**WHAT IS NEEDED**
Reading the listing below, count the lines that contain the word "baseline" and give that count alone.

**MATERIAL PROVIDED**
○ ○ ○ ○

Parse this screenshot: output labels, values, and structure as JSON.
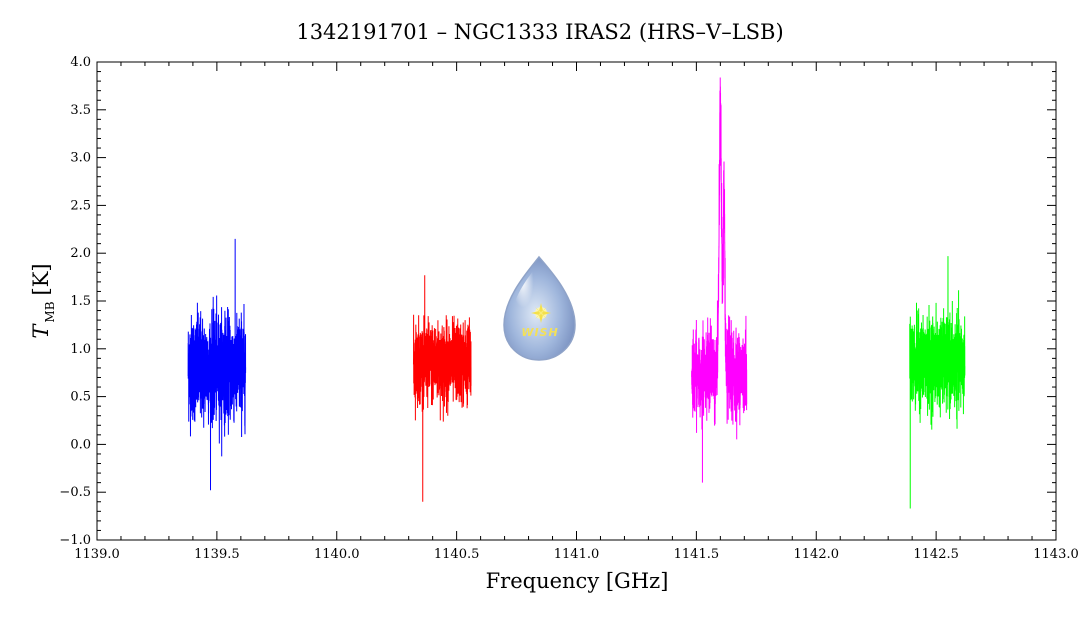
{
  "chart_data": {
    "type": "line",
    "title": "1342191701 – NGC1333 IRAS2 (HRS–V–LSB)",
    "xlabel": "Frequency [GHz]",
    "ylabel": {
      "symbol": "T",
      "subscript": "MB",
      "unit": "[K]"
    },
    "xlim": [
      1139.0,
      1143.0
    ],
    "ylim": [
      -1.0,
      4.0
    ],
    "x_major_ticks": [
      1139.0,
      1139.5,
      1140.0,
      1140.5,
      1141.0,
      1141.5,
      1142.0,
      1142.5,
      1143.0
    ],
    "x_tick_labels": [
      "1139.0",
      "1139.5",
      "1140.0",
      "1140.5",
      "1141.0",
      "1141.5",
      "1142.0",
      "1142.5",
      "1143.0"
    ],
    "y_major_ticks": [
      -1.0,
      -0.5,
      0.0,
      0.5,
      1.0,
      1.5,
      2.0,
      2.5,
      3.0,
      3.5,
      4.0
    ],
    "y_tick_labels": [
      "−1.0",
      "−0.5",
      "0.0",
      "0.5",
      "1.0",
      "1.5",
      "2.0",
      "2.5",
      "3.0",
      "3.5",
      "4.0"
    ],
    "grid": false,
    "legend": false,
    "series": [
      {
        "color": "#0000ff",
        "x_range": [
          1139.38,
          1139.62
        ],
        "baseline": 0.8,
        "noise_amplitude": 0.65,
        "max": 2.15,
        "min": -0.48,
        "lines": []
      },
      {
        "color": "#ff0000",
        "x_range": [
          1140.32,
          1140.56
        ],
        "baseline": 0.85,
        "noise_amplitude": 0.5,
        "max": 1.77,
        "min": -0.6,
        "lines": []
      },
      {
        "color": "#ff00ff",
        "x_range": [
          1141.48,
          1141.71
        ],
        "baseline": 0.75,
        "noise_amplitude": 0.5,
        "max": 3.7,
        "min": -0.4,
        "lines": [
          {
            "x": 1141.6,
            "peak": 3.7,
            "width": 0.007
          },
          {
            "x": 1141.615,
            "peak": 2.8,
            "width": 0.005
          }
        ]
      },
      {
        "color": "#00ff00",
        "x_range": [
          1142.39,
          1142.62
        ],
        "baseline": 0.85,
        "noise_amplitude": 0.55,
        "max": 1.97,
        "min": -0.67,
        "lines": []
      }
    ]
  },
  "logo": {
    "text": "WISH",
    "icon": "water-drop-star-icon"
  }
}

○ ○ ○ ○

**TASK ANSWER**
4